OBJECTIVE: Retype all of the data exactly as given.
****************
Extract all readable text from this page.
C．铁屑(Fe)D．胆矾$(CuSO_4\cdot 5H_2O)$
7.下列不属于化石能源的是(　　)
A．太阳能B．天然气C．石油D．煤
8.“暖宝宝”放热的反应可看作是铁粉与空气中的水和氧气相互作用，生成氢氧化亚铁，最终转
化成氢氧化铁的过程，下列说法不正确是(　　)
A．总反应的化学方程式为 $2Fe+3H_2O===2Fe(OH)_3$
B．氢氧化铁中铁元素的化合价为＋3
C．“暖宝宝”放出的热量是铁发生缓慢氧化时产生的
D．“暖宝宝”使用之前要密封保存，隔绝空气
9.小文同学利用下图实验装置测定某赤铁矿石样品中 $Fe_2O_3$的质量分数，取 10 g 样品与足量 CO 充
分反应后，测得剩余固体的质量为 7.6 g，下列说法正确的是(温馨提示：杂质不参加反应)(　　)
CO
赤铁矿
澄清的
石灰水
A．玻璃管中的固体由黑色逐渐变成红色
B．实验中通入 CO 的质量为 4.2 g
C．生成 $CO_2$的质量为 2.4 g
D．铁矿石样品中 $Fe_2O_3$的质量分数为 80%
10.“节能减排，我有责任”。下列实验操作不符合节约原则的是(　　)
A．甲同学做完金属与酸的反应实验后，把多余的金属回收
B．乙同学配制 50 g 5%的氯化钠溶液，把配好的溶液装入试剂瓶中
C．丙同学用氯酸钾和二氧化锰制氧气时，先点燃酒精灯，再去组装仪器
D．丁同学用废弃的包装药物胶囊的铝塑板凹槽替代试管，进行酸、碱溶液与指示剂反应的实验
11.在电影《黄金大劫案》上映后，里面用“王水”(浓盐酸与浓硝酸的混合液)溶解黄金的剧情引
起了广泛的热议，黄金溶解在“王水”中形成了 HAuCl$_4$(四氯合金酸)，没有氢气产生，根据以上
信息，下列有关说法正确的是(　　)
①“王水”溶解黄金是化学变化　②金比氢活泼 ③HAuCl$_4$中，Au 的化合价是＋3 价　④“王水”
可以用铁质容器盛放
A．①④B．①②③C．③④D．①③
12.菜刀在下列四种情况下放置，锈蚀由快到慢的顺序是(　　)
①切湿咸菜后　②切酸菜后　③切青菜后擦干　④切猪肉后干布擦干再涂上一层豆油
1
****************
RESULT:
Extract all readable text from this page.
C．铁屑(Fe)D．胆矾$(CuSO_4\cdot 5H_2O)$
7.下列不属于化石能源的是(　　)
A．太阳能B．天然气C．石油D．煤
8.“暖宝宝”放热的反应可看作是铁粉与空气中的水和氧气相互作用，生成氢氧化亚铁，最终转
化成氢氧化铁的过程，下列说法不正确是(　　)
A．总反应的化学方程式为 $2Fe+3H_2O===2Fe(OH)_3$
B．氢氧化铁中铁元素的化合价为＋3
C．“暖宝宝”放出的热量是铁发生缓慢氧化时产生的
D．“暖宝宝”使用之前要密封保存，隔绝空气
9.小文同学利用下图实验装置测定某赤铁矿石样品中 $Fe_2O_3$的质量分数，取 10 g 样品与足量 CO 充
分反应后，测得剩余固体的质量为 7.6 g，下列说法正确的是(温馨提示：杂质不参加反应)(　　)
CO
赤铁矿
澄清的
石灰水
A．玻璃管中的固体由黑色逐渐变成红色
B．实验中通入 CO 的质量为 4.2 g
C．生成 $CO_2$的质量为 2.4 g
D．铁矿石样品中 $Fe_2O_3$的质量分数为 80%
10.“节能减排，我有责任”。下列实验操作不符合节约原则的是(　　)
A．甲同学做完金属与酸的反应实验后，把多余的金属回收
B．乙同学配制 50 g 5%的氯化钠溶液，把配好的溶液装入试剂瓶中
C．丙同学用氯酸钾和二氧化锰制氧气时，先点燃酒精灯，再去组装仪器
D．丁同学用废弃的包装药物胶囊的铝塑板凹槽替代试管，进行酸、碱溶液与指示剂反应的实验
11.在电影《黄金大劫案》上映后，里面用“王水”(浓盐酸与浓硝酸的混合液)溶解黄金的剧情引
起了广泛的热议，黄金溶解在“王水”中形成了 HAuCl$_4$(四氯合金酸)，没有氢气产生，根据以上
信息，下列有关说法正确的是(　　)
①“王水”溶解黄金是化学变化　②金比氢活泼 ③HAuCl$_4$中，Au 的化合价是＋3 价　④“王水”
可以用铁质容器盛放
A．①④B．①②③C．③④D．①③
12.菜刀在下列四种情况下放置，锈蚀由快到慢的顺序是(　　)
①切湿咸菜后　②切酸菜后　③切青菜后擦干　④切猪肉后干布擦干再涂上一层豆油
1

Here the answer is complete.